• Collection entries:
☆ ☆ ☆ ☆ ☆ ☆ ☆
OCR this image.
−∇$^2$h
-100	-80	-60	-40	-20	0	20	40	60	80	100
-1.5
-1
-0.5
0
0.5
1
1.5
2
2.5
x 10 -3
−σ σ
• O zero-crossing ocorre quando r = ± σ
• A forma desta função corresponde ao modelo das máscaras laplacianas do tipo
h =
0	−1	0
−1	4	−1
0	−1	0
☆ ☆ ☆ ☆ ☆ ☆ ☆
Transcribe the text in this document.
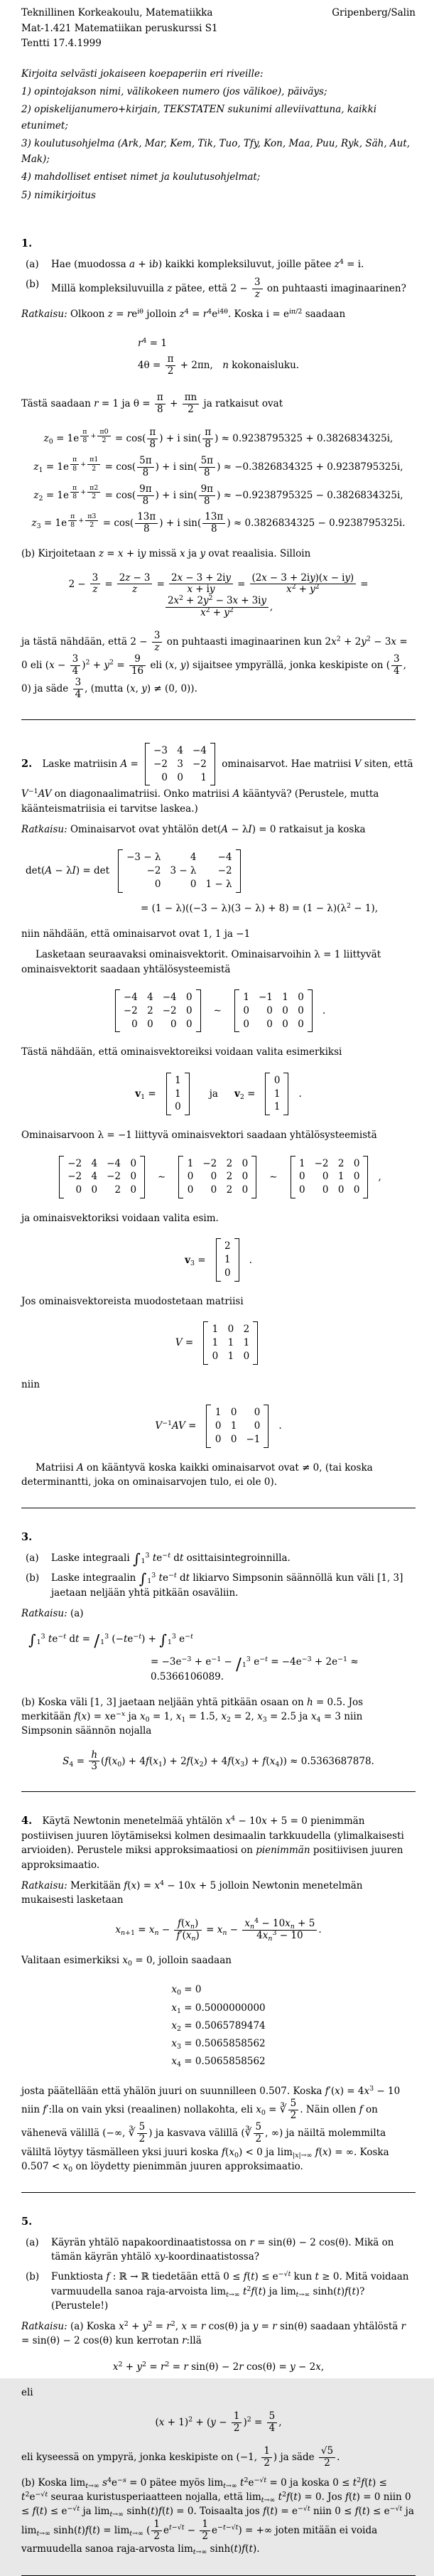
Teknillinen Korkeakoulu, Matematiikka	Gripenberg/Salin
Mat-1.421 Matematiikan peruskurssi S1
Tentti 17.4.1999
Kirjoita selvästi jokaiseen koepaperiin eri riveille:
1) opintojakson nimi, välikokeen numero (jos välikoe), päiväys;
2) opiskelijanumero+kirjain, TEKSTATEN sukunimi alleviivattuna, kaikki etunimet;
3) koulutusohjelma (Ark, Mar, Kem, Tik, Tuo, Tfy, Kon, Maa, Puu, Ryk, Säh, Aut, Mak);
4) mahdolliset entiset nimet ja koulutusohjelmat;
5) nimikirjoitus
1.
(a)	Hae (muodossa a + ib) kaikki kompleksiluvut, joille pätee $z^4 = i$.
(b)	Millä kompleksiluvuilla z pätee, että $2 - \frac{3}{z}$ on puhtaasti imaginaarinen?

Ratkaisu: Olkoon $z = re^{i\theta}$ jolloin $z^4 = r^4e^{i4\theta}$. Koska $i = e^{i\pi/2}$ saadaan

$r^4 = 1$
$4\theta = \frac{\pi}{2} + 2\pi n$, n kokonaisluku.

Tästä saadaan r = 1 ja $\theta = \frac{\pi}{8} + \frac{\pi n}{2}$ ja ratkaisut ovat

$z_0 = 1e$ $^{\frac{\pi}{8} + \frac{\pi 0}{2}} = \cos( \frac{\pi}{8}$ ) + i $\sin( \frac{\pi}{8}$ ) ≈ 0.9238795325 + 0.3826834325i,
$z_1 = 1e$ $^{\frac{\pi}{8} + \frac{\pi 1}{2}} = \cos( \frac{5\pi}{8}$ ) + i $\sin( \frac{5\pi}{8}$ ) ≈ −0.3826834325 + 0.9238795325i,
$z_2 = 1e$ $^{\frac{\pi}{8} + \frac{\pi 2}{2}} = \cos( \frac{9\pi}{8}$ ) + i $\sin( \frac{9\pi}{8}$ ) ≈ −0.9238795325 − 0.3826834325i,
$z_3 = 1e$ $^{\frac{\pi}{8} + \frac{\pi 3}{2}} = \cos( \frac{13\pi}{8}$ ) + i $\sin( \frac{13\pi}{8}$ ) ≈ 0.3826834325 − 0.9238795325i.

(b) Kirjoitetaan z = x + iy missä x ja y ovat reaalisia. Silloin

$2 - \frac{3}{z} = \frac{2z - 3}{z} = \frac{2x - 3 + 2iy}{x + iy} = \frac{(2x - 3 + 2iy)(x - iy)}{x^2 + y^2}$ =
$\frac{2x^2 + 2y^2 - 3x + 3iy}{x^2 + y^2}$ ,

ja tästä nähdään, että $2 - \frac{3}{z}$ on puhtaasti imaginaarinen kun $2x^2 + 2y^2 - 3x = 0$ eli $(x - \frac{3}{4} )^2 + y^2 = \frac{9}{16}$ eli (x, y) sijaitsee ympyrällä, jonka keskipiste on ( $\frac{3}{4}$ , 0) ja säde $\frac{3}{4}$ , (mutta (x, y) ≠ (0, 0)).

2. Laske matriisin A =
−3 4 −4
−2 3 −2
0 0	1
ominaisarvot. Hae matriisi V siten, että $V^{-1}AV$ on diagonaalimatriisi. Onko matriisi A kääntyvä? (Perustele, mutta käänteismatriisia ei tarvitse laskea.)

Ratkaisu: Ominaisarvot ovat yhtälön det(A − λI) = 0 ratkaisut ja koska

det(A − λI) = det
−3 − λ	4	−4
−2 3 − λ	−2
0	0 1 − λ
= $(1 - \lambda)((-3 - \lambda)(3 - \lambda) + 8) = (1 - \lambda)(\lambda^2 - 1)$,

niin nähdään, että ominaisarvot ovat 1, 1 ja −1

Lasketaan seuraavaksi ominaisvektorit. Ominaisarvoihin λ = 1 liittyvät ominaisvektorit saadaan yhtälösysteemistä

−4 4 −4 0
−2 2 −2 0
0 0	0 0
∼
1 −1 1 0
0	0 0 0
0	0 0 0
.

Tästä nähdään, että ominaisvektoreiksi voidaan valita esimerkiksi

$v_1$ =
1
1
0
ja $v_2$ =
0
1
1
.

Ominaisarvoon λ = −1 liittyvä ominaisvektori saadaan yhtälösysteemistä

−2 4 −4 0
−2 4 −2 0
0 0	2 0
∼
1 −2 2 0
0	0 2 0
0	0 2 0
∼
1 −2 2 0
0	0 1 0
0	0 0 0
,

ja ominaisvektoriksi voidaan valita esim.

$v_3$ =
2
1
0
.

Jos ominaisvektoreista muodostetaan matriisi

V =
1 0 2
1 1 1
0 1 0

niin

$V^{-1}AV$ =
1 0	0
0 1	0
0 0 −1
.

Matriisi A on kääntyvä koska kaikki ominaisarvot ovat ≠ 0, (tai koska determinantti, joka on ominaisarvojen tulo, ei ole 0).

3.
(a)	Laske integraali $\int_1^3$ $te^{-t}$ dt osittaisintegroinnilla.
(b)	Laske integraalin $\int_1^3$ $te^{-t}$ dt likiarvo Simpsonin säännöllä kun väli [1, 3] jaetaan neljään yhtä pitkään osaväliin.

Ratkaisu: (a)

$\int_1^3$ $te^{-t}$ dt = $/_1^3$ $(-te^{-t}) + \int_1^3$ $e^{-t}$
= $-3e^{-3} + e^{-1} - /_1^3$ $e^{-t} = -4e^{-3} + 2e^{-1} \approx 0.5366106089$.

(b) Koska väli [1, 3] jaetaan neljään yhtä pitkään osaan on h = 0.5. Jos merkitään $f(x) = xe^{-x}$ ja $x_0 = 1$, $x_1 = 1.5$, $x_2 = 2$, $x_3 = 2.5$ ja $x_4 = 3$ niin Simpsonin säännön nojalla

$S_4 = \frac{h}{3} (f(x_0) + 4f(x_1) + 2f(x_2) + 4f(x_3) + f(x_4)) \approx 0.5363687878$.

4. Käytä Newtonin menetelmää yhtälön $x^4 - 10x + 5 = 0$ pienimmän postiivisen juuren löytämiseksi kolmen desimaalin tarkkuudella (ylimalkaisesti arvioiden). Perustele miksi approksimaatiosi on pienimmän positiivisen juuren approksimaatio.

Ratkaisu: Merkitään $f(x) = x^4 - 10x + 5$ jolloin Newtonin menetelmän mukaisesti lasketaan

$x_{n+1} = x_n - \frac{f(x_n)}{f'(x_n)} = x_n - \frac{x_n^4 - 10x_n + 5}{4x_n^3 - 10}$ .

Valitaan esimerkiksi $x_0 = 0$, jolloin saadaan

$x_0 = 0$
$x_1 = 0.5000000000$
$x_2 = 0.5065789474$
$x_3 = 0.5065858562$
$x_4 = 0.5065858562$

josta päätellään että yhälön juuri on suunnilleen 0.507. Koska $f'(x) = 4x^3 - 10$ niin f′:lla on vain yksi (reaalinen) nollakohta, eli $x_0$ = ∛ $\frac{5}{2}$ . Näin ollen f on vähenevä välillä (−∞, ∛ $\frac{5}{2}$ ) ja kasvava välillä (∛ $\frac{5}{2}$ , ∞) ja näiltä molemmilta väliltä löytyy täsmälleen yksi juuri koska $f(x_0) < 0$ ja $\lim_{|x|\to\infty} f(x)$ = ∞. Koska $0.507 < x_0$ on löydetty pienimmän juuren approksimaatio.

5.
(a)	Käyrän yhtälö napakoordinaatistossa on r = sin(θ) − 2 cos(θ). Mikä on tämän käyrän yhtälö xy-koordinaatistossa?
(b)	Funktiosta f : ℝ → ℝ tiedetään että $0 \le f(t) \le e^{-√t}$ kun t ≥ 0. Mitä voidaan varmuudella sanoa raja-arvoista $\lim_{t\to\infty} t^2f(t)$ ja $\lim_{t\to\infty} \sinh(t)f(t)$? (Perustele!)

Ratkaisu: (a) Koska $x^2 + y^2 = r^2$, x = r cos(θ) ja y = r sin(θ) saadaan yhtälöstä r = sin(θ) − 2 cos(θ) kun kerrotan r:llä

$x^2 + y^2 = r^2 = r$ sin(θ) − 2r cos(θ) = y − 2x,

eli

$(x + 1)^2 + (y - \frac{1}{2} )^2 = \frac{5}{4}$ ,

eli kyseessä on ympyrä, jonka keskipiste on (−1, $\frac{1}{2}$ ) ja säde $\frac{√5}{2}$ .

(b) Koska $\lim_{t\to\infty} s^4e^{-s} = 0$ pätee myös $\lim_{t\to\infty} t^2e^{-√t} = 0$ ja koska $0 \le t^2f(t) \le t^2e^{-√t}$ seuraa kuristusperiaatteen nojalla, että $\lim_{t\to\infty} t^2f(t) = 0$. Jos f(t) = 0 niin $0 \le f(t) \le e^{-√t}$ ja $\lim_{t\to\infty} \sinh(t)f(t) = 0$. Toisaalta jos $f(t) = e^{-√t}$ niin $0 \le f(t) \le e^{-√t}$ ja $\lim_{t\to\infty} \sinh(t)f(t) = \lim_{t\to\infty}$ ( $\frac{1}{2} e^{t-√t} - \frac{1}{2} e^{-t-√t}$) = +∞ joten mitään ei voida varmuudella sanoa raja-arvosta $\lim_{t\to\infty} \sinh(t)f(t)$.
☆ ☆ ☆ ☆ ☆ ☆ ☆
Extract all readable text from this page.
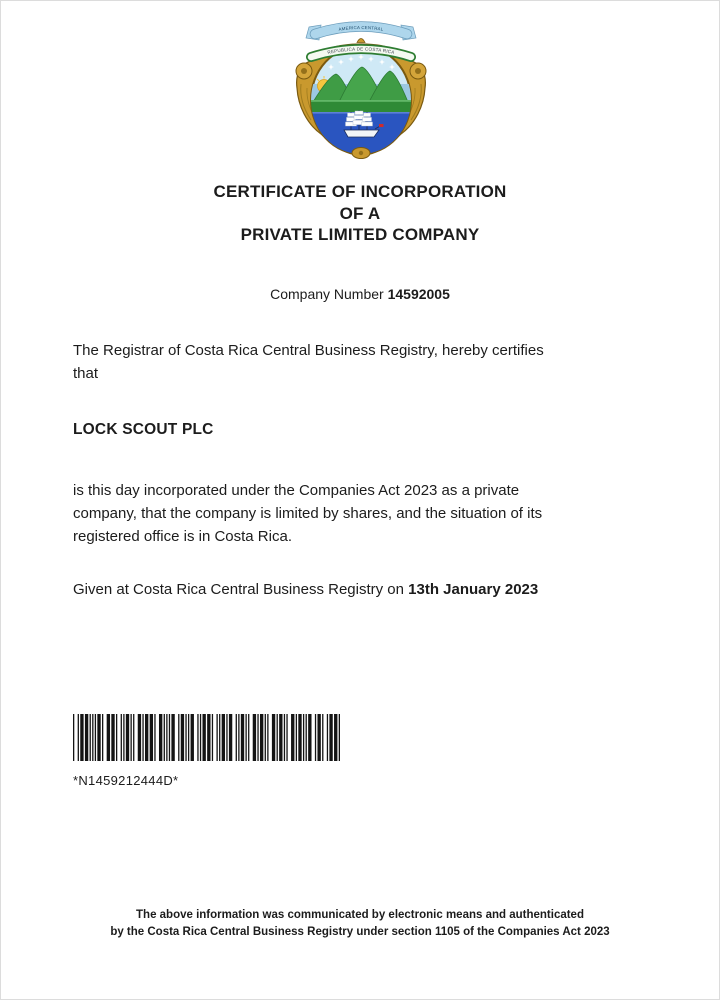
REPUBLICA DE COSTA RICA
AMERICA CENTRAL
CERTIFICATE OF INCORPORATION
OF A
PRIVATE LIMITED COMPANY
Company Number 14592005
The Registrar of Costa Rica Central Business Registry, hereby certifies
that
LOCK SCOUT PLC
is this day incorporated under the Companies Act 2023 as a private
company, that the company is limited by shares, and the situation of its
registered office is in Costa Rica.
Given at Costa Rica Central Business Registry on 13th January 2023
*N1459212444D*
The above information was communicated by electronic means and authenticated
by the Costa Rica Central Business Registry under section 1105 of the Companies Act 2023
☆ ☆ ☆ ☆ ☆ ☆ ☆
• Exercise description: Show every line where the string "that" appears.

• Result for this task:
that
company, that the company is limited by shares, and the situation of its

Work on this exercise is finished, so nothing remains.